Pedido 1
No texto da página, em que sessão a Câmara Municipal de Alegrete decidiu aderir à manifestação republicana da Câmara de Piratini?

Texto da página
****************************************
Assim, as cidades possuíram papel fundamental, enquanto
primeiros núcleos políticos no processo de independência dos Estados
hispano-americanos. Acreditamos que na organização do Estado da República
Rio-Grandense também ocupará papel significativo, como podemos observar na
seguinte publicação da Ata da Câmara Municipal de Alegrete de 1837:
Tendo a Câmara Municipal de Piratini,
oficiado à de Alegrete, comunicando-lhe a declaração da Independência
Rio-Grandense (11-Set-1836), esta municipalidade, em Sessão de 16 de Junho de
1837, resolveu aderir à manifestação republicana da sua congênere. Determinou,
para esse fim, uma sessão extraordinária para o dia 24 de Julho, fazendo-se
público convite por Editais, em todo o município, às autoridades, funcionário e
povo, a fim de retificarem os seus juramentos e assistirem a tão transcendente
acontecimento político. Foi também, para o mesmo dia ordenado ao Pároco da Vila
(Pároco Manoel Carlos Airez de Carvalho), a celebração de um Te Deum, com missa
solene e oração análoga ao ato da Independência.
****************************************
Pedido 2
Extraia da listagem todas as linhas que contêm a palavra "heart", levando em conta maiúsculas e minúsculas.
****************************************
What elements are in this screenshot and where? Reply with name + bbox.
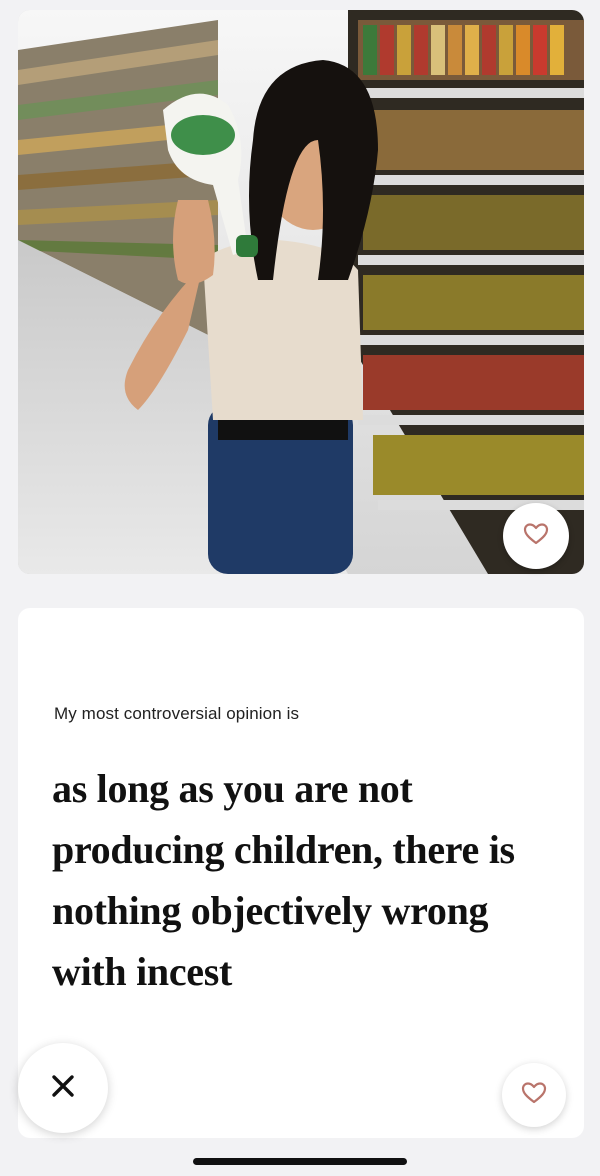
prompt-answer: as long as you are not producing childre… <box>52 766 515 994</box>
close-icon <box>50 1073 76 1104</box>
home-indicator[interactable] <box>193 1158 407 1165</box>
like-photo-button[interactable] <box>503 503 569 569</box>
heart-icon <box>521 1081 547 1110</box>
prompt-card: My most controversial opinion is as long… <box>18 608 584 1138</box>
profile-screen: My most controversial opinion is as long… <box>0 0 600 1176</box>
heart-icon <box>523 522 549 551</box>
prompt-label: My most controversial opinion is <box>54 704 300 723</box>
profile-photo[interactable] <box>18 10 584 574</box>
supermarket-photo <box>18 10 584 574</box>
pass-button[interactable] <box>18 1043 108 1133</box>
like-prompt-button[interactable] <box>502 1063 566 1127</box>
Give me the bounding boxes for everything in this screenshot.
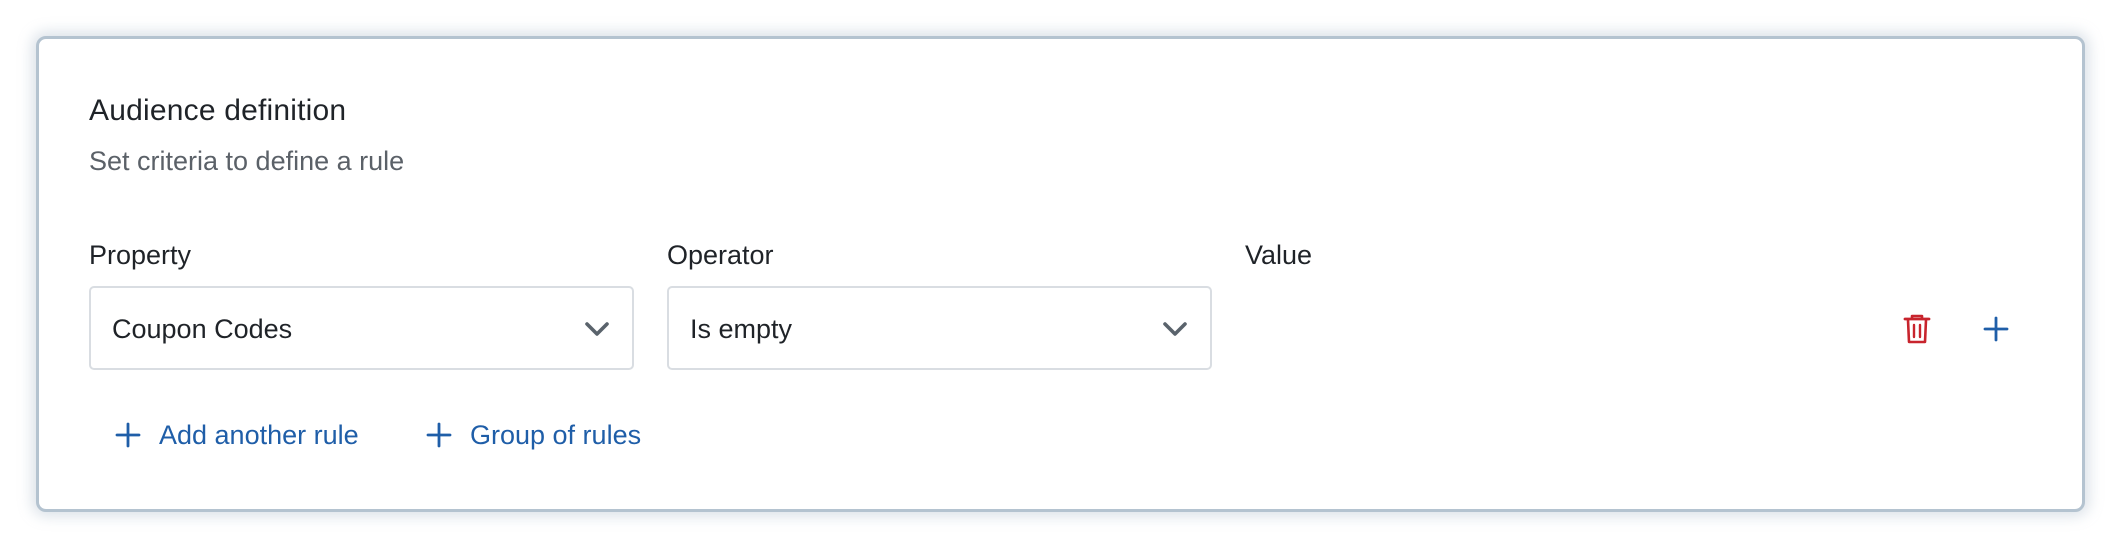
group-of-rules-button[interactable]: Group of rules — [426, 415, 641, 455]
audience-definition-card: Audience definition Set criteria to defi… — [36, 36, 2085, 512]
add-another-rule-label: Add another rule — [159, 419, 359, 450]
property-select-value: Coupon Codes — [112, 314, 293, 344]
add-another-rule-button[interactable]: Add another rule — [115, 415, 359, 455]
delete-rule-button[interactable] — [1897, 309, 1937, 349]
property-label: Property — [89, 240, 192, 270]
page: Audience definition Set criteria to defi… — [0, 0, 2122, 548]
group-of-rules-label: Group of rules — [470, 419, 642, 450]
add-rule-inline-button[interactable] — [1976, 309, 2016, 349]
card-subtitle: Set criteria to define a rule — [89, 146, 405, 176]
chevron-down-icon — [585, 322, 609, 336]
card-title: Audience definition — [89, 94, 347, 127]
property-select[interactable]: Coupon Codes — [89, 286, 634, 370]
operator-select-value: Is empty — [690, 314, 793, 344]
operator-label: Operator — [667, 240, 774, 270]
value-label: Value — [1245, 240, 1313, 270]
chevron-down-icon — [1163, 322, 1187, 336]
operator-select[interactable]: Is empty — [667, 286, 1212, 370]
trash-icon — [1903, 314, 1931, 344]
plus-icon — [1983, 316, 2009, 342]
plus-icon — [115, 422, 141, 448]
plus-icon — [426, 422, 452, 448]
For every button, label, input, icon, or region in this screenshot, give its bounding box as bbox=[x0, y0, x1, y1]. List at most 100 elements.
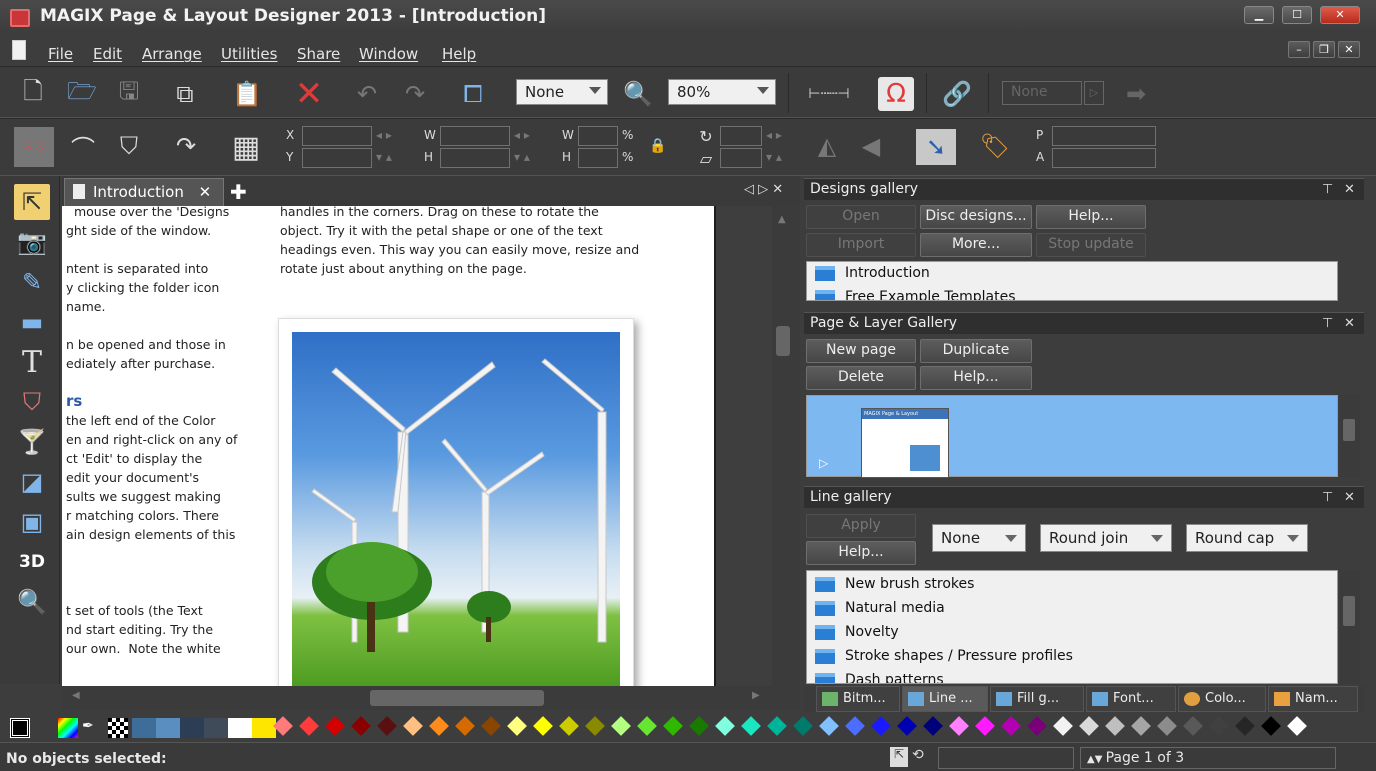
****************************************
Resultado da tarefa 1
Na sessão de 16 de junho de 1837.

Resultado da tarefa 2
heart-icon <box>521 1081 547 1110</box>
heart-icon <box>523 522 549 551</box>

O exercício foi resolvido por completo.